What this task involves ▸ Pictures in the records should not be copied, but every other part must be repeated exactly.

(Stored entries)
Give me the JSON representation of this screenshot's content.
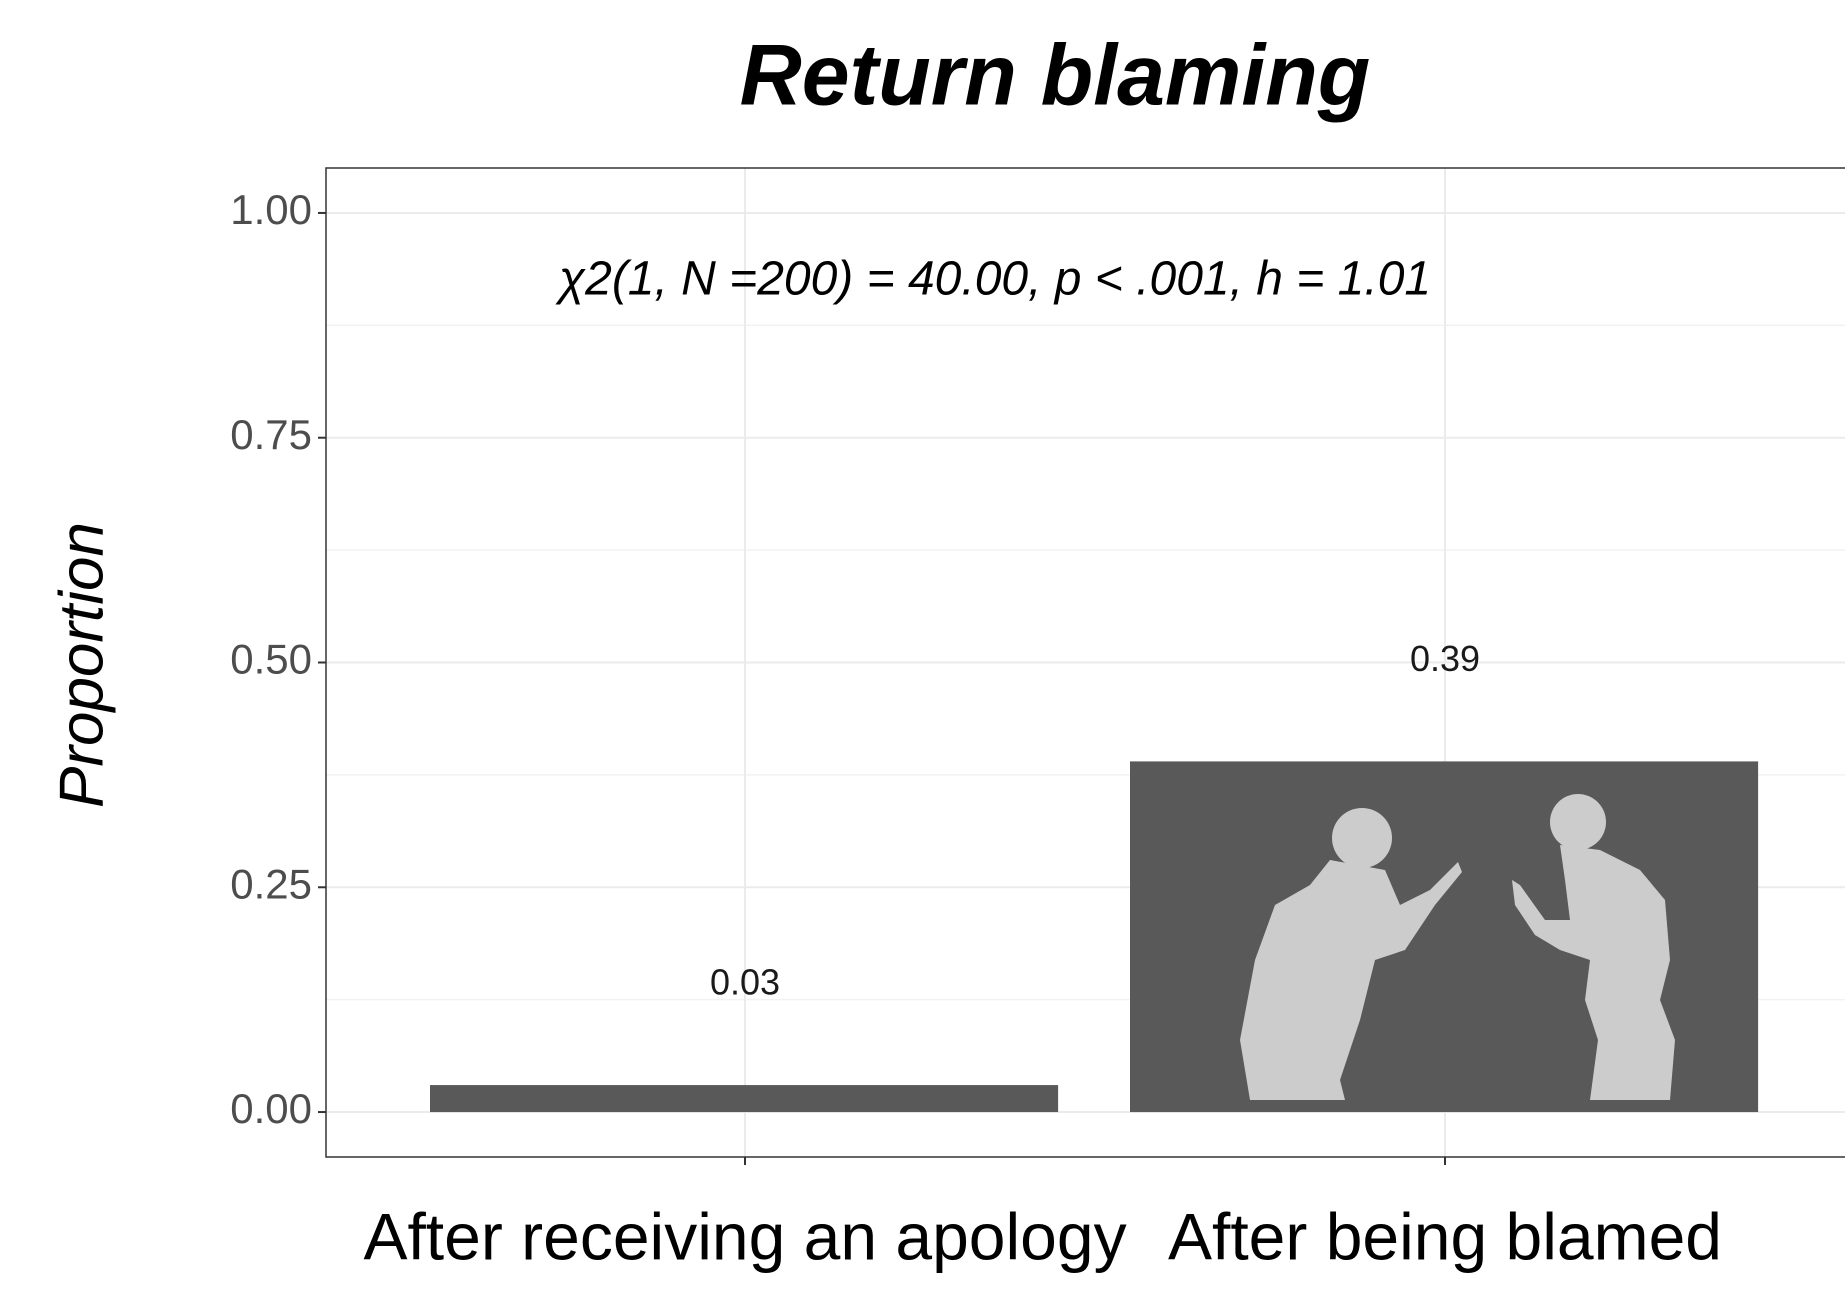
{
  "chart_data": {
    "type": "bar",
    "title": "Return blaming",
    "annotation": "χ2(1, N =200) = 40.00, p < .001, h = 1.01",
    "y_label": "Proportion",
    "categories": [
      "After receiving an apology",
      "After being blamed"
    ],
    "values": [
      0.03,
      0.39
    ],
    "color": "#595959",
    "ylim": [
      -0.05,
      1.05
    ],
    "yticks": [
      {
        "value": 0,
        "label": "0.00"
      },
      0.25,
      {
        "value": 0.5,
        "label": "0.50"
      },
      0.75,
      {
        "value": 1,
        "label": "1.00"
      }
    ],
    "grid": true
  }
}
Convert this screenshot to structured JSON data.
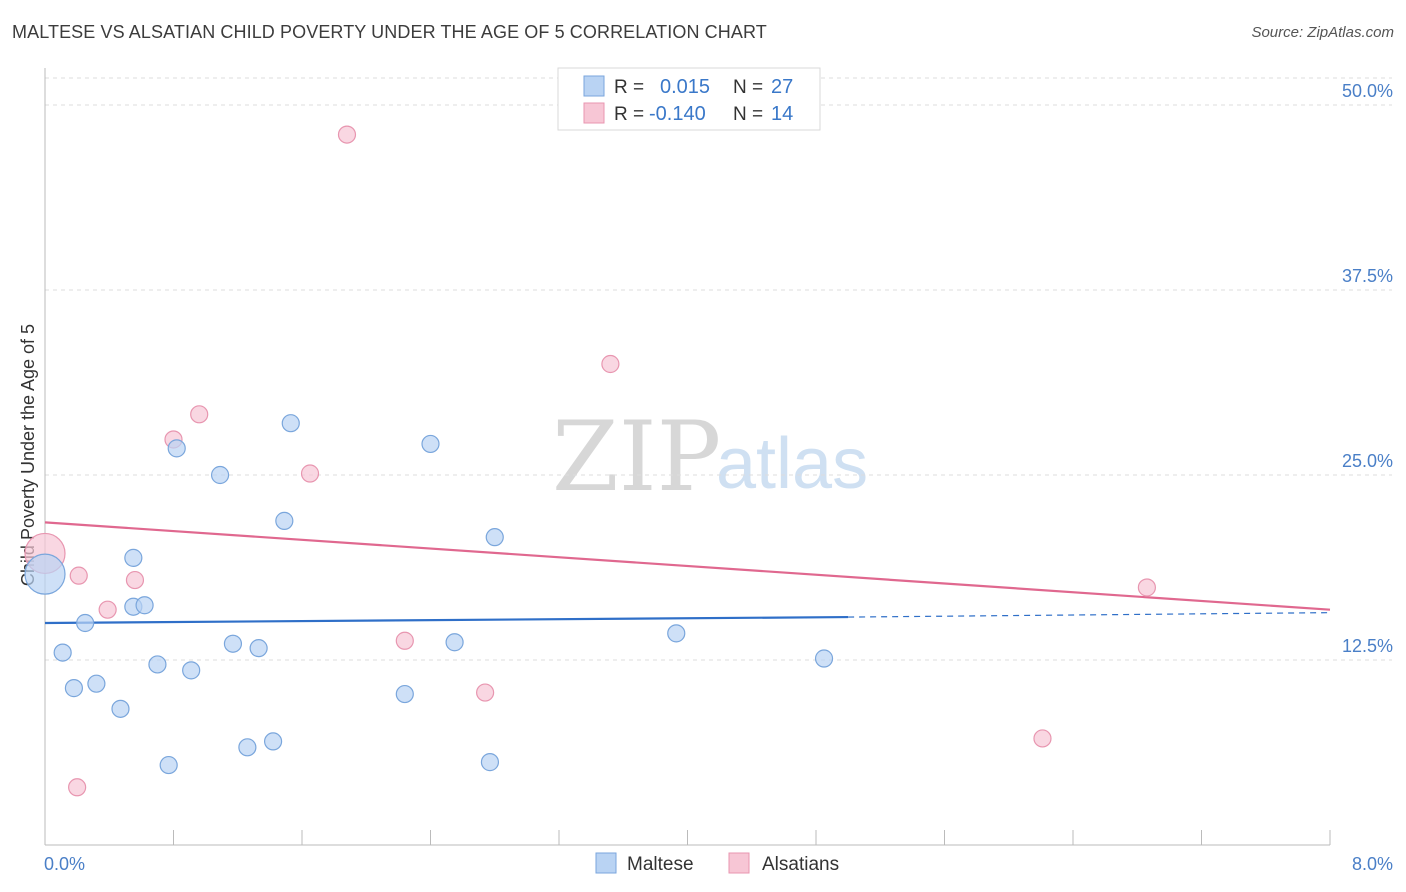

Result of this task ▸
Give me the JSON representation of this screenshot's content.
{
  "chart_data": {
    "type": "bar",
    "title": "Return blaming",
    "annotation": "χ2(1, N =200) = 40.00, p < .001, h = 1.01",
    "y_label": "Proportion",
    "categories": [
      "After receiving an apology",
      "After being blamed"
    ],
    "values": [
      0.03,
      0.39
    ],
    "color": "#595959",
    "ylim": [
      -0.05,
      1.05
    ],
    "yticks": [
      {
        "value": 0,
        "label": "0.00"
      },
      0.25,
      {
        "value": 0.5,
        "label": "0.50"
      },
      0.75,
      {
        "value": 1,
        "label": "1.00"
      }
    ],
    "grid": true
  }
}
Convert this screenshot to structured JSON data.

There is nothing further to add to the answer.